Find every line in the records that holds the string "Varying". Copy each one.

[Dataset entries on figures]
________________

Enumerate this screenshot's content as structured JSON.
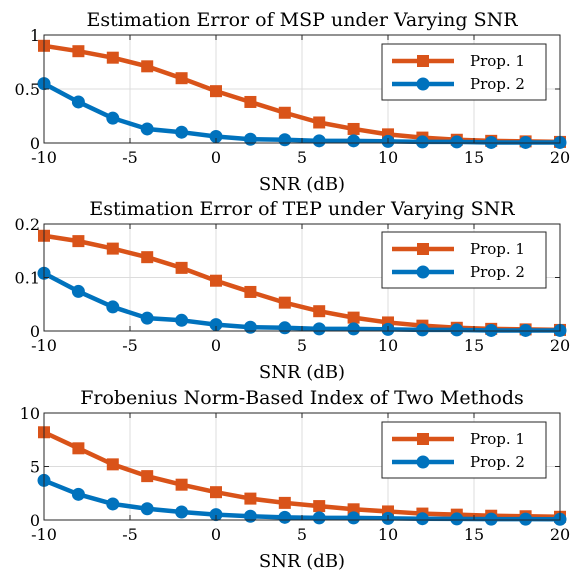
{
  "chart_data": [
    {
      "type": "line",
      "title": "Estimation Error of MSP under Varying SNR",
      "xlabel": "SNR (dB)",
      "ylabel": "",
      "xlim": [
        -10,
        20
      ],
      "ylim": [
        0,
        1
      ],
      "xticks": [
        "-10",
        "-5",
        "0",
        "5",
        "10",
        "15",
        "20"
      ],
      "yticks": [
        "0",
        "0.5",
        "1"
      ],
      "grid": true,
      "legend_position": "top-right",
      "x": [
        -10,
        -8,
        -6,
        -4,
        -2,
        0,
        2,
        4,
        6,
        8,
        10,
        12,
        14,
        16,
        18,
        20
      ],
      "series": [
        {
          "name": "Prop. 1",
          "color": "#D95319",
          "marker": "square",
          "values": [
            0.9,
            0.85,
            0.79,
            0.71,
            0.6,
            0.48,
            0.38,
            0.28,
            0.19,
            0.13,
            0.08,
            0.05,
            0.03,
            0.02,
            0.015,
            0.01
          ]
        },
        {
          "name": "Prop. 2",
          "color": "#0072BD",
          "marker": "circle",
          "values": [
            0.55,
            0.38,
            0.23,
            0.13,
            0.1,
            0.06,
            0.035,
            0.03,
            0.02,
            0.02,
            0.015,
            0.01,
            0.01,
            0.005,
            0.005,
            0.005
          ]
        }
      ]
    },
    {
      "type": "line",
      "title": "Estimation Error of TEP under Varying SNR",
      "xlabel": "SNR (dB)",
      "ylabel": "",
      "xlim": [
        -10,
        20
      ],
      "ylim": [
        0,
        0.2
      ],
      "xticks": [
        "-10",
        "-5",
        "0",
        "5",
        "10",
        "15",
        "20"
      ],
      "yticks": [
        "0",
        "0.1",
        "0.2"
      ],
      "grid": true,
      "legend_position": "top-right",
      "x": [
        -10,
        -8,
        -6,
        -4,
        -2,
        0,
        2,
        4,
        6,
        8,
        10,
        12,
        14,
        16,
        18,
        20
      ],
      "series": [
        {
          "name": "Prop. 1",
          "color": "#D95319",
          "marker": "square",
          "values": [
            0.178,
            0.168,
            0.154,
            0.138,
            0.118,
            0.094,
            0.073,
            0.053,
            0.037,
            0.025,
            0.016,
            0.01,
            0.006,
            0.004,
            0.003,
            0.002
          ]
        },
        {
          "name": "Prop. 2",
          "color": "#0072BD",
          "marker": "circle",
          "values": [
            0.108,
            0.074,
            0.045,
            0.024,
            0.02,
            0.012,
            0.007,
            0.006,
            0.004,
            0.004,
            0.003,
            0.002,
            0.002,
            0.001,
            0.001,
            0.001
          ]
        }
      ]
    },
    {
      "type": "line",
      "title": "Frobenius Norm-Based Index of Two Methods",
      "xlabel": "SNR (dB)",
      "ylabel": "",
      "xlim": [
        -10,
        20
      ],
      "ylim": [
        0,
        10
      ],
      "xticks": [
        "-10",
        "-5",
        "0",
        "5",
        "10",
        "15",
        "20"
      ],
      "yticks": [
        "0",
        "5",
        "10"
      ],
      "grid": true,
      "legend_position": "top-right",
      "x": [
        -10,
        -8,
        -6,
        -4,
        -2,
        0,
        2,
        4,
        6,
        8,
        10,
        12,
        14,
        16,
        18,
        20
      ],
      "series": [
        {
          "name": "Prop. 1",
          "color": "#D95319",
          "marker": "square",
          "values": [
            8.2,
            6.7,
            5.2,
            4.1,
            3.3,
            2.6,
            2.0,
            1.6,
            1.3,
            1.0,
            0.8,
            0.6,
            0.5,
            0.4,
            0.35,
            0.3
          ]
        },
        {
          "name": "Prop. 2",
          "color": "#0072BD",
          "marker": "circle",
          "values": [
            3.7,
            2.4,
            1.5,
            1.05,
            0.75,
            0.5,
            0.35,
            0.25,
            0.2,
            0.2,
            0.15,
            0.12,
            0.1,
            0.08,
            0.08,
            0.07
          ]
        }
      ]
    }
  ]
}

________________

> **Answer**:
      "title": "Estimation Error of MSP under Varying SNR",
      "title": "Estimation Error of TEP under Varying SNR",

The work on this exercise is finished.